[Entries taken from a collection]
'''

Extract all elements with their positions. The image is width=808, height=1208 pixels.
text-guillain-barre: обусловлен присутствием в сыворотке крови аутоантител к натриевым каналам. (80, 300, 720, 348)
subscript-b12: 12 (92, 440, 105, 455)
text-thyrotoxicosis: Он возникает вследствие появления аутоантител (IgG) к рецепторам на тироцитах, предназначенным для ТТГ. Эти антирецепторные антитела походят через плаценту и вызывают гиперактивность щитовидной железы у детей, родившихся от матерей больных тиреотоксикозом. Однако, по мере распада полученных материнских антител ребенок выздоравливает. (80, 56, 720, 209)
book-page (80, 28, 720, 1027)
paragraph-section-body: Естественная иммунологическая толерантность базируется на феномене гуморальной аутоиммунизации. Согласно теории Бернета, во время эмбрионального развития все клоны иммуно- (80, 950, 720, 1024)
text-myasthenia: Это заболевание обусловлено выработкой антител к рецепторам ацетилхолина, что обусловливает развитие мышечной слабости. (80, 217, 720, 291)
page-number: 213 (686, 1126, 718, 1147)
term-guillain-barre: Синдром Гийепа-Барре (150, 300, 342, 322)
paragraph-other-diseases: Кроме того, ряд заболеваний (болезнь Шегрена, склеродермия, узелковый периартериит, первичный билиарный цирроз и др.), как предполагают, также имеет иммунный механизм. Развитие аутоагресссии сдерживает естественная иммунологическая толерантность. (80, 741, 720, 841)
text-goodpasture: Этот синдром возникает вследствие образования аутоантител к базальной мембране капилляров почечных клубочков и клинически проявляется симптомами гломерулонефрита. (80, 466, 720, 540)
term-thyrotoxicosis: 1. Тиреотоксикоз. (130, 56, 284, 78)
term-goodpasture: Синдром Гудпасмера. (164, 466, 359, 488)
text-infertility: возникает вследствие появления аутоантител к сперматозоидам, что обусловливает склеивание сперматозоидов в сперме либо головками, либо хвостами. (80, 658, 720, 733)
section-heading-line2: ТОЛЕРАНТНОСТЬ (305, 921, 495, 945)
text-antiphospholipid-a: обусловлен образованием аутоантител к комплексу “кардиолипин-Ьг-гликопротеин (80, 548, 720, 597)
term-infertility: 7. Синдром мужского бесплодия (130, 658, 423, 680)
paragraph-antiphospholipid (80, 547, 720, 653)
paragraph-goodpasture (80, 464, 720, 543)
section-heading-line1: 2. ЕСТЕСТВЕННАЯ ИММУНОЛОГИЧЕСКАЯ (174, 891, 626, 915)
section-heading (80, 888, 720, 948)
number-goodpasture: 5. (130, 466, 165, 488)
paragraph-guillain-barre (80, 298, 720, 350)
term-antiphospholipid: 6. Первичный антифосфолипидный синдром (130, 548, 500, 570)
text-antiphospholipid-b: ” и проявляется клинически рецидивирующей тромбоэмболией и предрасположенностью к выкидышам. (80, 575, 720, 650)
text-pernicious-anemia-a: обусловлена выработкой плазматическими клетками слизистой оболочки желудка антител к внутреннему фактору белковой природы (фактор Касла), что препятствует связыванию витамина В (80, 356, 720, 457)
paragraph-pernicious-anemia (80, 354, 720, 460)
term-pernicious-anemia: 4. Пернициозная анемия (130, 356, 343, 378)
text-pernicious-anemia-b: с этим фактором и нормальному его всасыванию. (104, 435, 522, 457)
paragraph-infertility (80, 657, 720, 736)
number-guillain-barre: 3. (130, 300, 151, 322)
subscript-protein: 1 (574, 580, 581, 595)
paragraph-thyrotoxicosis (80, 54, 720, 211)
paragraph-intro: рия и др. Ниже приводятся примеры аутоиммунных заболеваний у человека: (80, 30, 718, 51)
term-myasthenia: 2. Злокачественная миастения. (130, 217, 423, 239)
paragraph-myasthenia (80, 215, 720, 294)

'''

** Work task **
Each record should be given again exactly as it reads.

** Task response **
Extract all elements with their positions. The image is width=808, height=1208 pixels.
text-guillain-barre: обусловлен присутствием в сыворотке крови аутоантител к натриевым каналам. (80, 300, 720, 348)
subscript-b12: 12 (92, 440, 105, 455)
text-thyrotoxicosis: Он возникает вследствие появления аутоантител (IgG) к рецепторам на тироцитах, предназначенным для ТТГ. Эти антирецепторные антитела походят через плаценту и вызывают гиперактивность щитовидной железы у детей, родившихся от матерей больных тиреотоксикозом. Однако, по мере распада полученных материнских антител ребенок выздоравливает. (80, 56, 720, 209)
book-page (80, 28, 720, 1027)
paragraph-section-body: Естественная иммунологическая толерантность базируется на феномене гуморальной аутоиммунизации. Согласно теории Бернета, во время эмбрионального развития все клоны иммуно- (80, 950, 720, 1024)
text-myasthenia: Это заболевание обусловлено выработкой антител к рецепторам ацетилхолина, что обусловливает развитие мышечной слабости. (80, 217, 720, 291)
page-number: 213 (686, 1126, 718, 1147)
term-guillain-barre: Синдром Гийепа-Барре (150, 300, 342, 322)
paragraph-other-diseases: Кроме того, ряд заболеваний (болезнь Шегрена, склеродермия, узелковый периартериит, первичный билиарный цирроз и др.), как предполагают, также имеет иммунный механизм. Развитие аутоагресссии сдерживает естественная иммунологическая толерантность. (80, 741, 720, 841)
text-goodpasture: Этот синдром возникает вследствие образования аутоантител к базальной мембране капилляров почечных клубочков и клинически проявляется симптомами гломерулонефрита. (80, 466, 720, 540)
term-thyrotoxicosis: 1. Тиреотоксикоз. (130, 56, 284, 78)
term-goodpasture: Синдром Гудпасмера. (164, 466, 359, 488)
text-infertility: возникает вследствие появления аутоантител к сперматозоидам, что обусловливает склеивание сперматозоидов в сперме либо головками, либо хвостами. (80, 658, 720, 733)
section-heading-line2: ТОЛЕРАНТНОСТЬ (305, 921, 495, 945)
text-antiphospholipid-a: обусловлен образованием аутоантител к комплексу “кардиолипин-Ьг-гликопротеин (80, 548, 720, 597)
term-infertility: 7. Синдром мужского бесплодия (130, 658, 423, 680)
paragraph-antiphospholipid (80, 547, 720, 653)
paragraph-goodpasture (80, 464, 720, 543)
section-heading-line1: 2. ЕСТЕСТВЕННАЯ ИММУНОЛОГИЧЕСКАЯ (174, 891, 626, 915)
section-heading (80, 888, 720, 948)
number-goodpasture: 5. (130, 466, 165, 488)
paragraph-guillain-barre (80, 298, 720, 350)
term-antiphospholipid: 6. Первичный антифосфолипидный синдром (130, 548, 500, 570)
text-antiphospholipid-b: ” и проявляется клинически рецидивирующей тромбоэмболией и предрасположенностью к выкидышам. (80, 575, 720, 650)
text-pernicious-anemia-a: обусловлена выработкой плазматическими клетками слизистой оболочки желудка антител к внутреннему фактору белковой природы (фактор Касла), что препятствует связыванию витамина В (80, 356, 720, 457)
paragraph-pernicious-anemia (80, 354, 720, 460)
term-pernicious-anemia: 4. Пернициозная анемия (130, 356, 343, 378)
text-pernicious-anemia-b: с этим фактором и нормальному его всасыванию. (104, 435, 522, 457)
paragraph-infertility (80, 657, 720, 736)
number-guillain-barre: 3. (130, 300, 151, 322)
subscript-protein: 1 (574, 580, 581, 595)
paragraph-thyrotoxicosis (80, 54, 720, 211)
paragraph-intro: рия и др. Ниже приводятся примеры аутоиммунных заболеваний у человека: (80, 30, 718, 51)
term-myasthenia: 2. Злокачественная миастения. (130, 217, 423, 239)
paragraph-myasthenia (80, 215, 720, 294)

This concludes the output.